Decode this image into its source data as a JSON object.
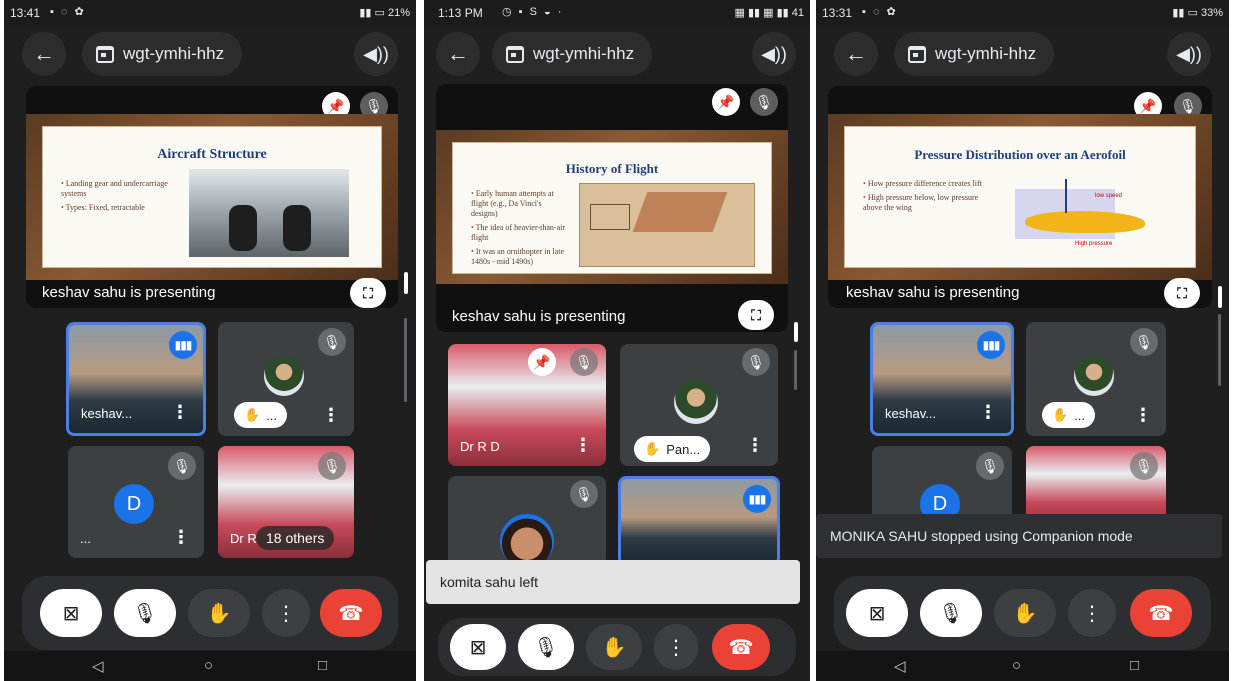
{
  "meeting": {
    "code": "wgt-ymhi-hhz"
  },
  "colors": {
    "accent": "#1a73e8",
    "end_call": "#ea4335",
    "speaking_border": "#4a7fe8"
  },
  "icons": [
    "back-arrow-icon",
    "calendar-icon",
    "speaker-icon",
    "pin-icon",
    "mic-off-icon",
    "fullscreen-icon",
    "hand-raise-icon",
    "more-vert-icon",
    "camera-off-icon",
    "end-call-icon"
  ],
  "screens": [
    {
      "status": {
        "time": "13:41",
        "battery": "21%"
      },
      "presenting": "keshav sahu is presenting",
      "slide": {
        "title": "Aircraft Structure",
        "bullets": [
          "Landing gear and undercarriage systems",
          "Types: Fixed, retractable"
        ]
      },
      "tiles": [
        {
          "name": "keshav..."
        },
        {
          "hand": "..."
        },
        {
          "avatar": "D",
          "name": "..."
        },
        {
          "name": "Dr R",
          "overlay": "18 others"
        }
      ]
    },
    {
      "status": {
        "time": "1:13 PM",
        "battery": "41"
      },
      "presenting": "keshav sahu is presenting",
      "slide": {
        "title": "History of Flight",
        "bullets": [
          "Early human attempts at flight (e.g., Da Vinci's designs)",
          "The idea of heavier-than-air flight",
          "It was an ornithopter in late 1480s - mid 1490s)"
        ]
      },
      "tiles": [
        {
          "name": "Dr R D"
        },
        {
          "hand": "Pan..."
        }
      ],
      "toast": "komita sahu left"
    },
    {
      "status": {
        "time": "13:31",
        "battery": "33%"
      },
      "presenting": "keshav sahu is presenting",
      "slide": {
        "title": "Pressure Distribution over an Aerofoil",
        "bullets": [
          "How pressure difference creates lift",
          "High pressure below, low pressure above the wing"
        ],
        "labels": [
          "low speed",
          "High pressure"
        ]
      },
      "tiles": [
        {
          "name": "keshav..."
        },
        {
          "hand": "..."
        },
        {
          "avatar": "D"
        }
      ],
      "toast": "MONIKA SAHU stopped using Companion mode"
    }
  ]
}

########################################

## Aim
What is the number of lines that contain "title"? Reply with that number alone.

## Answer to the task
3